## Begin PROVIDED DATA

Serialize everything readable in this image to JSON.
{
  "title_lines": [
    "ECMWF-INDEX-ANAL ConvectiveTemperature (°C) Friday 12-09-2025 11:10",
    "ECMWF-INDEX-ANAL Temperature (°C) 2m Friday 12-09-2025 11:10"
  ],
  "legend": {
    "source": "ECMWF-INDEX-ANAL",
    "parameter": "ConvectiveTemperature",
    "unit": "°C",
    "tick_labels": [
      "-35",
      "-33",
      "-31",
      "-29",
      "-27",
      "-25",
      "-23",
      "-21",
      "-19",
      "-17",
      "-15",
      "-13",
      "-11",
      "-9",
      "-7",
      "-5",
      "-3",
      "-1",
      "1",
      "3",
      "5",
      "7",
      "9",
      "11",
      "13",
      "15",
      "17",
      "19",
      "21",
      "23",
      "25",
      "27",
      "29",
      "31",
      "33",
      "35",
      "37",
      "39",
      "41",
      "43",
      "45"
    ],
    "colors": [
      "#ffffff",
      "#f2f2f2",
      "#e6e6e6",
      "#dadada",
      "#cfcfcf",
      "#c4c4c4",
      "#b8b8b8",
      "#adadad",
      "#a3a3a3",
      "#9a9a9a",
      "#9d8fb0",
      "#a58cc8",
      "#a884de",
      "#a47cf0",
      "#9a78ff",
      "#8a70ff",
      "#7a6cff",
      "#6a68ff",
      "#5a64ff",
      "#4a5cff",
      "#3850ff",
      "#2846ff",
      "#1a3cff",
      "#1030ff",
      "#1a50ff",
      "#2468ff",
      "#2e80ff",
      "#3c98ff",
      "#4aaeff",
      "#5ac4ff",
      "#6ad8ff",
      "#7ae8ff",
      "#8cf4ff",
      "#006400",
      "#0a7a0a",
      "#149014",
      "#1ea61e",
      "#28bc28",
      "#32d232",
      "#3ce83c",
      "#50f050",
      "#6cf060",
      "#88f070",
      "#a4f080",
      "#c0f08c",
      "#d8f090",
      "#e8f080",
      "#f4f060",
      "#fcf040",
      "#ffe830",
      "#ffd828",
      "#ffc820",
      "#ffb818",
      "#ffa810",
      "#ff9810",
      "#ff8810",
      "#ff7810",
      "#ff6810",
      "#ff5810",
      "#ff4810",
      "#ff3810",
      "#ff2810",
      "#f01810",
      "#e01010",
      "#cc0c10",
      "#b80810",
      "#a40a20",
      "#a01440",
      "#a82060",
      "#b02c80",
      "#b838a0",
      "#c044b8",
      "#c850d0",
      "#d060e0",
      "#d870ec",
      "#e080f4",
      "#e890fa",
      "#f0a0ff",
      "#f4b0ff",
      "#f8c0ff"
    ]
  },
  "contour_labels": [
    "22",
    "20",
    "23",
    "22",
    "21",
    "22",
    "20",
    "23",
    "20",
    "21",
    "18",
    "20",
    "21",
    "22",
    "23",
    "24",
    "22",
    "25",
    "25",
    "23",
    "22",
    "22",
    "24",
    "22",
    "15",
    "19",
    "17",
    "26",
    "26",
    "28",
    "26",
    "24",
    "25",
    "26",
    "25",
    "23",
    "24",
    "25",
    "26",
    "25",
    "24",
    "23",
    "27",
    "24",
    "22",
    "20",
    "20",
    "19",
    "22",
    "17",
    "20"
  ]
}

## End PROVIDED DATA

## GOAL OF THE EXERCISE
Write an exact transcription of every entry above.

## RESPONSE TO THIS TASK
Serialize everything readable in this image to JSON.
{
  "title_lines": [
    "ECMWF-INDEX-ANAL ConvectiveTemperature (°C) Friday 12-09-2025 11:10",
    "ECMWF-INDEX-ANAL Temperature (°C) 2m Friday 12-09-2025 11:10"
  ],
  "legend": {
    "source": "ECMWF-INDEX-ANAL",
    "parameter": "ConvectiveTemperature",
    "unit": "°C",
    "tick_labels": [
      "-35",
      "-33",
      "-31",
      "-29",
      "-27",
      "-25",
      "-23",
      "-21",
      "-19",
      "-17",
      "-15",
      "-13",
      "-11",
      "-9",
      "-7",
      "-5",
      "-3",
      "-1",
      "1",
      "3",
      "5",
      "7",
      "9",
      "11",
      "13",
      "15",
      "17",
      "19",
      "21",
      "23",
      "25",
      "27",
      "29",
      "31",
      "33",
      "35",
      "37",
      "39",
      "41",
      "43",
      "45"
    ],
    "colors": [
      "#ffffff",
      "#f2f2f2",
      "#e6e6e6",
      "#dadada",
      "#cfcfcf",
      "#c4c4c4",
      "#b8b8b8",
      "#adadad",
      "#a3a3a3",
      "#9a9a9a",
      "#9d8fb0",
      "#a58cc8",
      "#a884de",
      "#a47cf0",
      "#9a78ff",
      "#8a70ff",
      "#7a6cff",
      "#6a68ff",
      "#5a64ff",
      "#4a5cff",
      "#3850ff",
      "#2846ff",
      "#1a3cff",
      "#1030ff",
      "#1a50ff",
      "#2468ff",
      "#2e80ff",
      "#3c98ff",
      "#4aaeff",
      "#5ac4ff",
      "#6ad8ff",
      "#7ae8ff",
      "#8cf4ff",
      "#006400",
      "#0a7a0a",
      "#149014",
      "#1ea61e",
      "#28bc28",
      "#32d232",
      "#3ce83c",
      "#50f050",
      "#6cf060",
      "#88f070",
      "#a4f080",
      "#c0f08c",
      "#d8f090",
      "#e8f080",
      "#f4f060",
      "#fcf040",
      "#ffe830",
      "#ffd828",
      "#ffc820",
      "#ffb818",
      "#ffa810",
      "#ff9810",
      "#ff8810",
      "#ff7810",
      "#ff6810",
      "#ff5810",
      "#ff4810",
      "#ff3810",
      "#ff2810",
      "#f01810",
      "#e01010",
      "#cc0c10",
      "#b80810",
      "#a40a20",
      "#a01440",
      "#a82060",
      "#b02c80",
      "#b838a0",
      "#c044b8",
      "#c850d0",
      "#d060e0",
      "#d870ec",
      "#e080f4",
      "#e890fa",
      "#f0a0ff",
      "#f4b0ff",
      "#f8c0ff"
    ]
  },
  "contour_labels": [
    "22",
    "20",
    "23",
    "22",
    "21",
    "22",
    "20",
    "23",
    "20",
    "21",
    "18",
    "20",
    "21",
    "22",
    "23",
    "24",
    "22",
    "25",
    "25",
    "23",
    "22",
    "22",
    "24",
    "22",
    "15",
    "19",
    "17",
    "26",
    "26",
    "28",
    "26",
    "24",
    "25",
    "26",
    "25",
    "23",
    "24",
    "25",
    "26",
    "25",
    "24",
    "23",
    "27",
    "24",
    "22",
    "20",
    "20",
    "19",
    "22",
    "17",
    "20"
  ]
}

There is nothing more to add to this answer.